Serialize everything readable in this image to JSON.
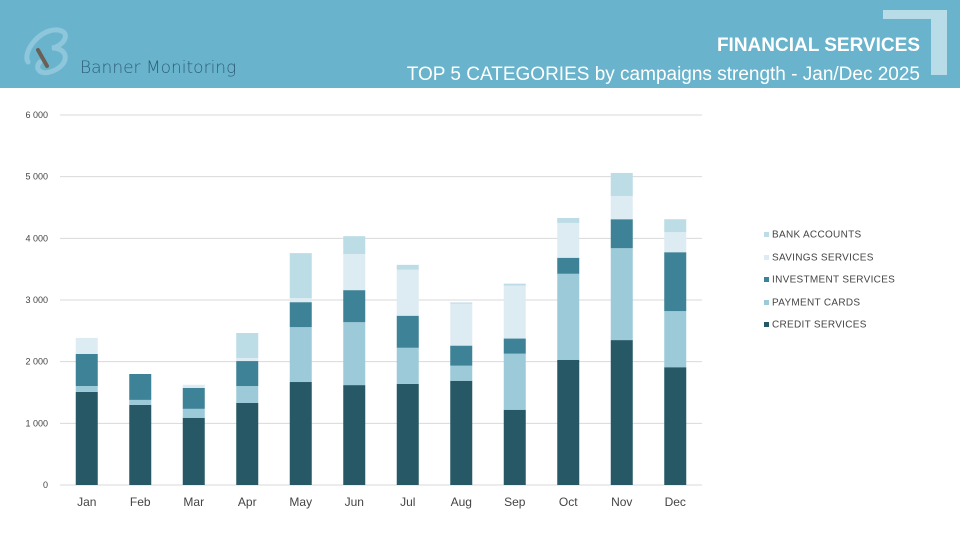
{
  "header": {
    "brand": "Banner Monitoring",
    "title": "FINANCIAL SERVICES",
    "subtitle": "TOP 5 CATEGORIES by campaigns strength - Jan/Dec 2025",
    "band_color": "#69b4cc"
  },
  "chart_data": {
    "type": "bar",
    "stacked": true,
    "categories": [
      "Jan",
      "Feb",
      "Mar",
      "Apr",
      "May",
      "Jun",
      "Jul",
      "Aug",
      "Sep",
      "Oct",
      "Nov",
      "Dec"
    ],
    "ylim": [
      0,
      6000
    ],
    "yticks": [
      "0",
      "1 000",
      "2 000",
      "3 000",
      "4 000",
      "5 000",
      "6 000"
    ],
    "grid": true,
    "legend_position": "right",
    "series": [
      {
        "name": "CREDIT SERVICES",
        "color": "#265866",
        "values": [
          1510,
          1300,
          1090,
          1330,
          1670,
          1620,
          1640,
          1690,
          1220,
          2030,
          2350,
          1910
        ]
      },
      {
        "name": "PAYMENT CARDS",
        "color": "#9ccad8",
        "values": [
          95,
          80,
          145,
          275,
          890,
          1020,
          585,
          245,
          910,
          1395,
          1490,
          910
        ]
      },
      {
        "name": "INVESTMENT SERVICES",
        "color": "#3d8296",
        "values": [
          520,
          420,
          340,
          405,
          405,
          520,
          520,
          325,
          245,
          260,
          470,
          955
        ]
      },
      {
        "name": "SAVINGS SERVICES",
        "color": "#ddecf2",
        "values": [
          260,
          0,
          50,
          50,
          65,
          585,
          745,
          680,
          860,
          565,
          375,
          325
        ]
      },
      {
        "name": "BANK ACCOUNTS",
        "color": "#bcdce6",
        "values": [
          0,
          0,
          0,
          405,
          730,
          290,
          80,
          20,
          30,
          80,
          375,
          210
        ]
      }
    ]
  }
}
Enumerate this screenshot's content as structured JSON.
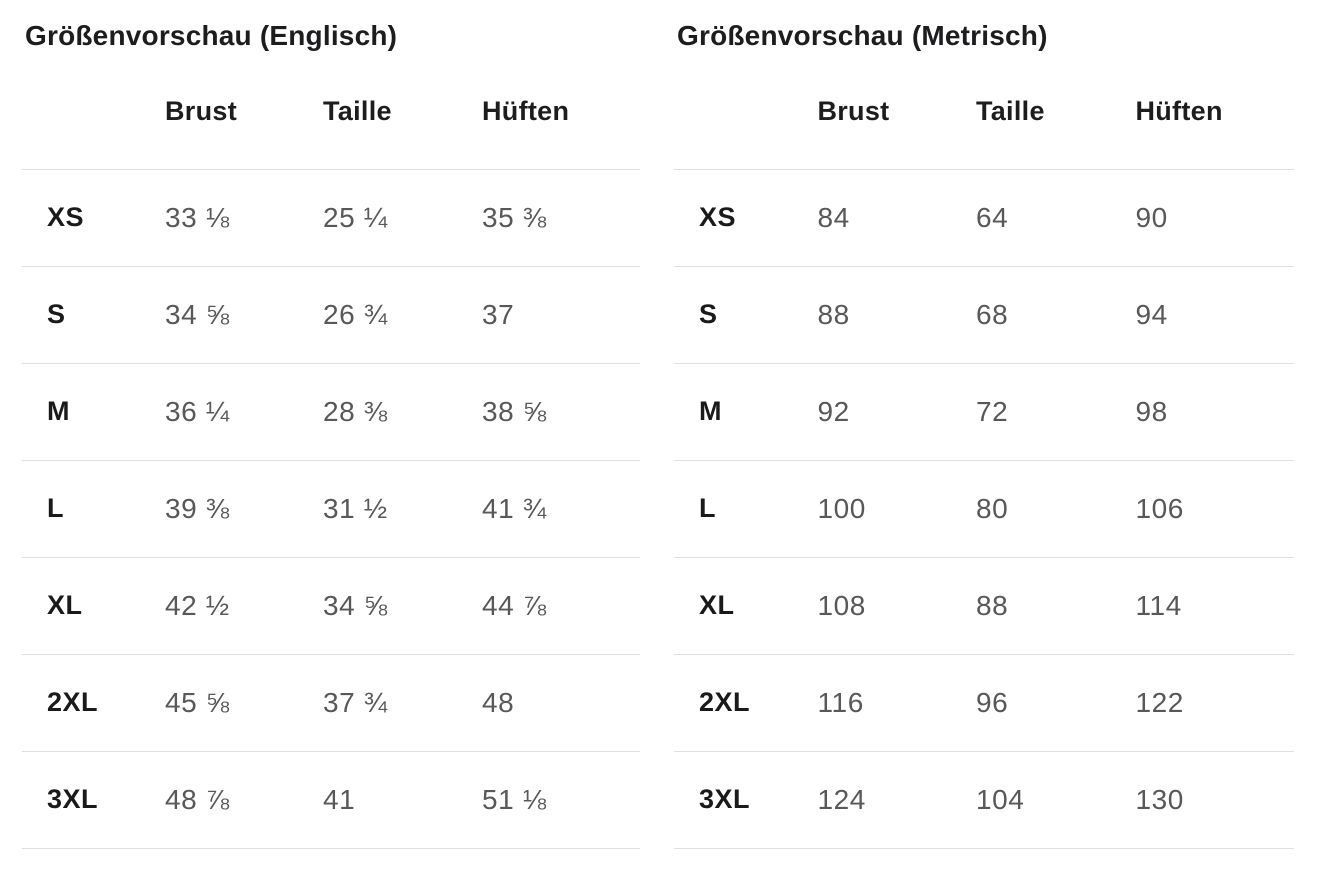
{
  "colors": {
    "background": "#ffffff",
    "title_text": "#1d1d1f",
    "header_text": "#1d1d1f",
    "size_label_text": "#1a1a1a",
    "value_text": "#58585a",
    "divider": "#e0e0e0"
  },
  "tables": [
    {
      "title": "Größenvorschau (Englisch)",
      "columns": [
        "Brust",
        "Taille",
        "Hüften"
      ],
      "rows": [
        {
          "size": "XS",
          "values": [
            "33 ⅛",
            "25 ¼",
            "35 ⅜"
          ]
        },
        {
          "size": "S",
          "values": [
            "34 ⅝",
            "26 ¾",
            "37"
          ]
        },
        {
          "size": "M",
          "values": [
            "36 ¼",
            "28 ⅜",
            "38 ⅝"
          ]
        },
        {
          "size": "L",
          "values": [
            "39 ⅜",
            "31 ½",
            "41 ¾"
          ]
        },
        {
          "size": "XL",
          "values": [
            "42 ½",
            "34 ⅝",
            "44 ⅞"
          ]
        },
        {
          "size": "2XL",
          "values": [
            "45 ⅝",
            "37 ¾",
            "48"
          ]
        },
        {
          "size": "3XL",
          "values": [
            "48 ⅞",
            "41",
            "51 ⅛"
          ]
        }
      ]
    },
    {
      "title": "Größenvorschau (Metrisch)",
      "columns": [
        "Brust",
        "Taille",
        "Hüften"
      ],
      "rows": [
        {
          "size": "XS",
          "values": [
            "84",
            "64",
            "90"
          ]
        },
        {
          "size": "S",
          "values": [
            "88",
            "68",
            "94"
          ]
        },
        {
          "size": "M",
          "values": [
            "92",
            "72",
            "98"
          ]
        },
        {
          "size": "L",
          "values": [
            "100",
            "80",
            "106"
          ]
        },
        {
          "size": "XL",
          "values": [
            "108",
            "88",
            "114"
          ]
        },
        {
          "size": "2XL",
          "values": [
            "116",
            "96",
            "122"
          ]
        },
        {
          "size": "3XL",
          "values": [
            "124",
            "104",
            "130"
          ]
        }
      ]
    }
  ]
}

**Task goal**
Repeat everything in the records precisely. Images are excluded from the copy.

**Answer in full**
Serialize everything readable in this image to JSON.
{
  "header": {
    "brand": "Banner Monitoring",
    "title": "FINANCIAL SERVICES",
    "subtitle": "TOP 5 CATEGORIES by campaigns strength - Jan/Dec 2025",
    "band_color": "#69b4cc"
  },
  "chart_data": {
    "type": "bar",
    "stacked": true,
    "categories": [
      "Jan",
      "Feb",
      "Mar",
      "Apr",
      "May",
      "Jun",
      "Jul",
      "Aug",
      "Sep",
      "Oct",
      "Nov",
      "Dec"
    ],
    "ylim": [
      0,
      6000
    ],
    "yticks": [
      "0",
      "1 000",
      "2 000",
      "3 000",
      "4 000",
      "5 000",
      "6 000"
    ],
    "grid": true,
    "legend_position": "right",
    "series": [
      {
        "name": "CREDIT SERVICES",
        "color": "#265866",
        "values": [
          1510,
          1300,
          1090,
          1330,
          1670,
          1620,
          1640,
          1690,
          1220,
          2030,
          2350,
          1910
        ]
      },
      {
        "name": "PAYMENT CARDS",
        "color": "#9ccad8",
        "values": [
          95,
          80,
          145,
          275,
          890,
          1020,
          585,
          245,
          910,
          1395,
          1490,
          910
        ]
      },
      {
        "name": "INVESTMENT SERVICES",
        "color": "#3d8296",
        "values": [
          520,
          420,
          340,
          405,
          405,
          520,
          520,
          325,
          245,
          260,
          470,
          955
        ]
      },
      {
        "name": "SAVINGS SERVICES",
        "color": "#ddecf2",
        "values": [
          260,
          0,
          50,
          50,
          65,
          585,
          745,
          680,
          860,
          565,
          375,
          325
        ]
      },
      {
        "name": "BANK ACCOUNTS",
        "color": "#bcdce6",
        "values": [
          0,
          0,
          0,
          405,
          730,
          290,
          80,
          20,
          30,
          80,
          375,
          210
        ]
      }
    ]
  }
}
Enumerate this screenshot's content as structured JSON.
{
  "colors": {
    "background": "#ffffff",
    "title_text": "#1d1d1f",
    "header_text": "#1d1d1f",
    "size_label_text": "#1a1a1a",
    "value_text": "#58585a",
    "divider": "#e0e0e0"
  },
  "tables": [
    {
      "title": "Größenvorschau (Englisch)",
      "columns": [
        "Brust",
        "Taille",
        "Hüften"
      ],
      "rows": [
        {
          "size": "XS",
          "values": [
            "33 ⅛",
            "25 ¼",
            "35 ⅜"
          ]
        },
        {
          "size": "S",
          "values": [
            "34 ⅝",
            "26 ¾",
            "37"
          ]
        },
        {
          "size": "M",
          "values": [
            "36 ¼",
            "28 ⅜",
            "38 ⅝"
          ]
        },
        {
          "size": "L",
          "values": [
            "39 ⅜",
            "31 ½",
            "41 ¾"
          ]
        },
        {
          "size": "XL",
          "values": [
            "42 ½",
            "34 ⅝",
            "44 ⅞"
          ]
        },
        {
          "size": "2XL",
          "values": [
            "45 ⅝",
            "37 ¾",
            "48"
          ]
        },
        {
          "size": "3XL",
          "values": [
            "48 ⅞",
            "41",
            "51 ⅛"
          ]
        }
      ]
    },
    {
      "title": "Größenvorschau (Metrisch)",
      "columns": [
        "Brust",
        "Taille",
        "Hüften"
      ],
      "rows": [
        {
          "size": "XS",
          "values": [
            "84",
            "64",
            "90"
          ]
        },
        {
          "size": "S",
          "values": [
            "88",
            "68",
            "94"
          ]
        },
        {
          "size": "M",
          "values": [
            "92",
            "72",
            "98"
          ]
        },
        {
          "size": "L",
          "values": [
            "100",
            "80",
            "106"
          ]
        },
        {
          "size": "XL",
          "values": [
            "108",
            "88",
            "114"
          ]
        },
        {
          "size": "2XL",
          "values": [
            "116",
            "96",
            "122"
          ]
        },
        {
          "size": "3XL",
          "values": [
            "124",
            "104",
            "130"
          ]
        }
      ]
    }
  ]
}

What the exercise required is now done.